— START Data entries —
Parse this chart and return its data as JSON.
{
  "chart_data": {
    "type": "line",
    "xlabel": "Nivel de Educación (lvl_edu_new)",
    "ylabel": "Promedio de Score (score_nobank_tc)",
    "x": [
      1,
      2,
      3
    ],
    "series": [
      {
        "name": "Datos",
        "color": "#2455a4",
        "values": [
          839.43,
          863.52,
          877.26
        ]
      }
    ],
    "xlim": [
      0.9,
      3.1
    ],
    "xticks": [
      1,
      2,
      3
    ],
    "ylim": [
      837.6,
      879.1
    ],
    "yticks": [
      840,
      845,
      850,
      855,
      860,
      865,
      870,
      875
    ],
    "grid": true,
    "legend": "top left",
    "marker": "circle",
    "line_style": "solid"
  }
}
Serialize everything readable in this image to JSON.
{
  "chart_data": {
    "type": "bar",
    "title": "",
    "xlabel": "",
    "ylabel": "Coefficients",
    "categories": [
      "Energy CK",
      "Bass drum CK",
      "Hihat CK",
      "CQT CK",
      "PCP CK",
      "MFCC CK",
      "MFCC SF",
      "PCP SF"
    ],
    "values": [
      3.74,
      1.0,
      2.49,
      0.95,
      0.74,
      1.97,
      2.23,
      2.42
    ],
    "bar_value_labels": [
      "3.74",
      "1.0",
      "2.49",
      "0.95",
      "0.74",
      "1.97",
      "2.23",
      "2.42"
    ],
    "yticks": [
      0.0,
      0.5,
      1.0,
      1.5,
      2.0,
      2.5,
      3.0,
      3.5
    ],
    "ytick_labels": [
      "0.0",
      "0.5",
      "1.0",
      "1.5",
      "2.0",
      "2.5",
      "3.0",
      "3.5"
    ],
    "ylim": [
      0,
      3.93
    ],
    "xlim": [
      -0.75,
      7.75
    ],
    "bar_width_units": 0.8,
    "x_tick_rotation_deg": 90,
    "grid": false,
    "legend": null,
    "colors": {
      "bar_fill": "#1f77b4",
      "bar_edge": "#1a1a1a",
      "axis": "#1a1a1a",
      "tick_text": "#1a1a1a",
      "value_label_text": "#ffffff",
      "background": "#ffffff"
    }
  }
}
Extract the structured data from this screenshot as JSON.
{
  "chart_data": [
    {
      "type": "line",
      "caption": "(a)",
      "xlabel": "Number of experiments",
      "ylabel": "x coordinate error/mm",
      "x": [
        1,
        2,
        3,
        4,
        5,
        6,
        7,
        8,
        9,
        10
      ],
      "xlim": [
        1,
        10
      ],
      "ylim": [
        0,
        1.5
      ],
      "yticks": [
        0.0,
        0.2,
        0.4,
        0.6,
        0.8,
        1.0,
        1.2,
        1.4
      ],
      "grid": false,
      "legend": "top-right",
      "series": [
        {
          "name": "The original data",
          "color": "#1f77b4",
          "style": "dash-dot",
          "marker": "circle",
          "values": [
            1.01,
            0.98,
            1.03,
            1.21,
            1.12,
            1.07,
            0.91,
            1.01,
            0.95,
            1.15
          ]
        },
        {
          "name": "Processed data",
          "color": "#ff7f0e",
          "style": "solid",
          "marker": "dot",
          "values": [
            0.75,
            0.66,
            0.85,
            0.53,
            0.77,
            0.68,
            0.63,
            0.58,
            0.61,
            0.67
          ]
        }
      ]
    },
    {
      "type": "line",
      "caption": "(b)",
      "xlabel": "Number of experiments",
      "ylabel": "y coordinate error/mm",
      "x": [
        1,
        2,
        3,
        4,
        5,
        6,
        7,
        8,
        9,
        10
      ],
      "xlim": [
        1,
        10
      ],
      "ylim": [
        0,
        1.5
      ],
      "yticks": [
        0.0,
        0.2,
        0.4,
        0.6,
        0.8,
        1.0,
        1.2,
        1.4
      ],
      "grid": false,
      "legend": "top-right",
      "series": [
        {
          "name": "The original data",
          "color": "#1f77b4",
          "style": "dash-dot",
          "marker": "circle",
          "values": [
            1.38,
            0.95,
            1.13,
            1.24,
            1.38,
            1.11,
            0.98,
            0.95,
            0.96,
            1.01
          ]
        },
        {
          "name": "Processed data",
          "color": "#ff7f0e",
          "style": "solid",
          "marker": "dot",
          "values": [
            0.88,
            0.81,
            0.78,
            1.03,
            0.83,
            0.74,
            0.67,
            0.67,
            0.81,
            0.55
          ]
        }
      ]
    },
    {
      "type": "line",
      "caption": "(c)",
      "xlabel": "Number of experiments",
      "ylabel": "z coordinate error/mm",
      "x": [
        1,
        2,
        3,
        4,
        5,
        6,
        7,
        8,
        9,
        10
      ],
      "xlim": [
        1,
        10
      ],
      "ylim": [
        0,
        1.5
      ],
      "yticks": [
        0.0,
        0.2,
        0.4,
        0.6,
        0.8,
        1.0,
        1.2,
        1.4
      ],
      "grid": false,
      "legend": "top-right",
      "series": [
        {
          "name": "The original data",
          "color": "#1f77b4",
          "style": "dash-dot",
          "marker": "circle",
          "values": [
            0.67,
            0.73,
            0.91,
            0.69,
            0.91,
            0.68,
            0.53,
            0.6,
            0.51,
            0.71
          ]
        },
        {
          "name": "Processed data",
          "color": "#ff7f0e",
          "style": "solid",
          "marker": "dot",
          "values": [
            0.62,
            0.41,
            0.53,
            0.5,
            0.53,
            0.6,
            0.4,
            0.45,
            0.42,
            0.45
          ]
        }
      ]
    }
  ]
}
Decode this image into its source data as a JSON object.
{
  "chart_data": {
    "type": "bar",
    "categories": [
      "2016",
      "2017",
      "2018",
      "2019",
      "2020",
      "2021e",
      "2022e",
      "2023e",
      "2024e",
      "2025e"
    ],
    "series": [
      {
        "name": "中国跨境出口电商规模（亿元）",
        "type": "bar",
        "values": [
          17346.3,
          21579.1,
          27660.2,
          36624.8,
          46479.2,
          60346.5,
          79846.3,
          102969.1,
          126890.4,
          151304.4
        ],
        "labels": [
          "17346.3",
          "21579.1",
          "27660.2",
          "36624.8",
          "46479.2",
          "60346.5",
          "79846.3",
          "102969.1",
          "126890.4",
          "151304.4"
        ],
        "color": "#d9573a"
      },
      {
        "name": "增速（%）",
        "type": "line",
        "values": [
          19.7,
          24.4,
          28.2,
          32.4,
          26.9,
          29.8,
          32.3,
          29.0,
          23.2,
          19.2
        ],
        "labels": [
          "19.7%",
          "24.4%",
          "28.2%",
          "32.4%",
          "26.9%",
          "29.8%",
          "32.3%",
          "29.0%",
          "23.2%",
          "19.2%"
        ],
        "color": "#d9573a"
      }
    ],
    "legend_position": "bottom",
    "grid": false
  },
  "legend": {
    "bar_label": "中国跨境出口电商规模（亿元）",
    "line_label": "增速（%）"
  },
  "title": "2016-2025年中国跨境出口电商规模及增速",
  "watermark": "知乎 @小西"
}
— END Data entries —
◆ **Your objective**: Give back all the records exactly as they stand.

◆ **Result of the exercise**:
Parse this chart and return its data as JSON.
{
  "chart_data": {
    "type": "line",
    "xlabel": "Nivel de Educación (lvl_edu_new)",
    "ylabel": "Promedio de Score (score_nobank_tc)",
    "x": [
      1,
      2,
      3
    ],
    "series": [
      {
        "name": "Datos",
        "color": "#2455a4",
        "values": [
          839.43,
          863.52,
          877.26
        ]
      }
    ],
    "xlim": [
      0.9,
      3.1
    ],
    "xticks": [
      1,
      2,
      3
    ],
    "ylim": [
      837.6,
      879.1
    ],
    "yticks": [
      840,
      845,
      850,
      855,
      860,
      865,
      870,
      875
    ],
    "grid": true,
    "legend": "top left",
    "marker": "circle",
    "line_style": "solid"
  }
}
Serialize everything readable in this image to JSON.
{
  "chart_data": {
    "type": "bar",
    "title": "",
    "xlabel": "",
    "ylabel": "Coefficients",
    "categories": [
      "Energy CK",
      "Bass drum CK",
      "Hihat CK",
      "CQT CK",
      "PCP CK",
      "MFCC CK",
      "MFCC SF",
      "PCP SF"
    ],
    "values": [
      3.74,
      1.0,
      2.49,
      0.95,
      0.74,
      1.97,
      2.23,
      2.42
    ],
    "bar_value_labels": [
      "3.74",
      "1.0",
      "2.49",
      "0.95",
      "0.74",
      "1.97",
      "2.23",
      "2.42"
    ],
    "yticks": [
      0.0,
      0.5,
      1.0,
      1.5,
      2.0,
      2.5,
      3.0,
      3.5
    ],
    "ytick_labels": [
      "0.0",
      "0.5",
      "1.0",
      "1.5",
      "2.0",
      "2.5",
      "3.0",
      "3.5"
    ],
    "ylim": [
      0,
      3.93
    ],
    "xlim": [
      -0.75,
      7.75
    ],
    "bar_width_units": 0.8,
    "x_tick_rotation_deg": 90,
    "grid": false,
    "legend": null,
    "colors": {
      "bar_fill": "#1f77b4",
      "bar_edge": "#1a1a1a",
      "axis": "#1a1a1a",
      "tick_text": "#1a1a1a",
      "value_label_text": "#ffffff",
      "background": "#ffffff"
    }
  }
}
Extract the structured data from this screenshot as JSON.
{
  "chart_data": [
    {
      "type": "line",
      "caption": "(a)",
      "xlabel": "Number of experiments",
      "ylabel": "x coordinate error/mm",
      "x": [
        1,
        2,
        3,
        4,
        5,
        6,
        7,
        8,
        9,
        10
      ],
      "xlim": [
        1,
        10
      ],
      "ylim": [
        0,
        1.5
      ],
      "yticks": [
        0.0,
        0.2,
        0.4,
        0.6,
        0.8,
        1.0,
        1.2,
        1.4
      ],
      "grid": false,
      "legend": "top-right",
      "series": [
        {
          "name": "The original data",
          "color": "#1f77b4",
          "style": "dash-dot",
          "marker": "circle",
          "values": [
            1.01,
            0.98,
            1.03,
            1.21,
            1.12,
            1.07,
            0.91,
            1.01,
            0.95,
            1.15
          ]
        },
        {
          "name": "Processed data",
          "color": "#ff7f0e",
          "style": "solid",
          "marker": "dot",
          "values": [
            0.75,
            0.66,
            0.85,
            0.53,
            0.77,
            0.68,
            0.63,
            0.58,
            0.61,
            0.67
          ]
        }
      ]
    },
    {
      "type": "line",
      "caption": "(b)",
      "xlabel": "Number of experiments",
      "ylabel": "y coordinate error/mm",
      "x": [
        1,
        2,
        3,
        4,
        5,
        6,
        7,
        8,
        9,
        10
      ],
      "xlim": [
        1,
        10
      ],
      "ylim": [
        0,
        1.5
      ],
      "yticks": [
        0.0,
        0.2,
        0.4,
        0.6,
        0.8,
        1.0,
        1.2,
        1.4
      ],
      "grid": false,
      "legend": "top-right",
      "series": [
        {
          "name": "The original data",
          "color": "#1f77b4",
          "style": "dash-dot",
          "marker": "circle",
          "values": [
            1.38,
            0.95,
            1.13,
            1.24,
            1.38,
            1.11,
            0.98,
            0.95,
            0.96,
            1.01
          ]
        },
        {
          "name": "Processed data",
          "color": "#ff7f0e",
          "style": "solid",
          "marker": "dot",
          "values": [
            0.88,
            0.81,
            0.78,
            1.03,
            0.83,
            0.74,
            0.67,
            0.67,
            0.81,
            0.55
          ]
        }
      ]
    },
    {
      "type": "line",
      "caption": "(c)",
      "xlabel": "Number of experiments",
      "ylabel": "z coordinate error/mm",
      "x": [
        1,
        2,
        3,
        4,
        5,
        6,
        7,
        8,
        9,
        10
      ],
      "xlim": [
        1,
        10
      ],
      "ylim": [
        0,
        1.5
      ],
      "yticks": [
        0.0,
        0.2,
        0.4,
        0.6,
        0.8,
        1.0,
        1.2,
        1.4
      ],
      "grid": false,
      "legend": "top-right",
      "series": [
        {
          "name": "The original data",
          "color": "#1f77b4",
          "style": "dash-dot",
          "marker": "circle",
          "values": [
            0.67,
            0.73,
            0.91,
            0.69,
            0.91,
            0.68,
            0.53,
            0.6,
            0.51,
            0.71
          ]
        },
        {
          "name": "Processed data",
          "color": "#ff7f0e",
          "style": "solid",
          "marker": "dot",
          "values": [
            0.62,
            0.41,
            0.53,
            0.5,
            0.53,
            0.6,
            0.4,
            0.45,
            0.42,
            0.45
          ]
        }
      ]
    }
  ]
}
Decode this image into its source data as a JSON object.
{
  "chart_data": {
    "type": "bar",
    "categories": [
      "2016",
      "2017",
      "2018",
      "2019",
      "2020",
      "2021e",
      "2022e",
      "2023e",
      "2024e",
      "2025e"
    ],
    "series": [
      {
        "name": "中国跨境出口电商规模（亿元）",
        "type": "bar",
        "values": [
          17346.3,
          21579.1,
          27660.2,
          36624.8,
          46479.2,
          60346.5,
          79846.3,
          102969.1,
          126890.4,
          151304.4
        ],
        "labels": [
          "17346.3",
          "21579.1",
          "27660.2",
          "36624.8",
          "46479.2",
          "60346.5",
          "79846.3",
          "102969.1",
          "126890.4",
          "151304.4"
        ],
        "color": "#d9573a"
      },
      {
        "name": "增速（%）",
        "type": "line",
        "values": [
          19.7,
          24.4,
          28.2,
          32.4,
          26.9,
          29.8,
          32.3,
          29.0,
          23.2,
          19.2
        ],
        "labels": [
          "19.7%",
          "24.4%",
          "28.2%",
          "32.4%",
          "26.9%",
          "29.8%",
          "32.3%",
          "29.0%",
          "23.2%",
          "19.2%"
        ],
        "color": "#d9573a"
      }
    ],
    "legend_position": "bottom",
    "grid": false
  },
  "legend": {
    "bar_label": "中国跨境出口电商规模（亿元）",
    "line_label": "增速（%）"
  },
  "title": "2016-2025年中国跨境出口电商规模及增速",
  "watermark": "知乎 @小西"
}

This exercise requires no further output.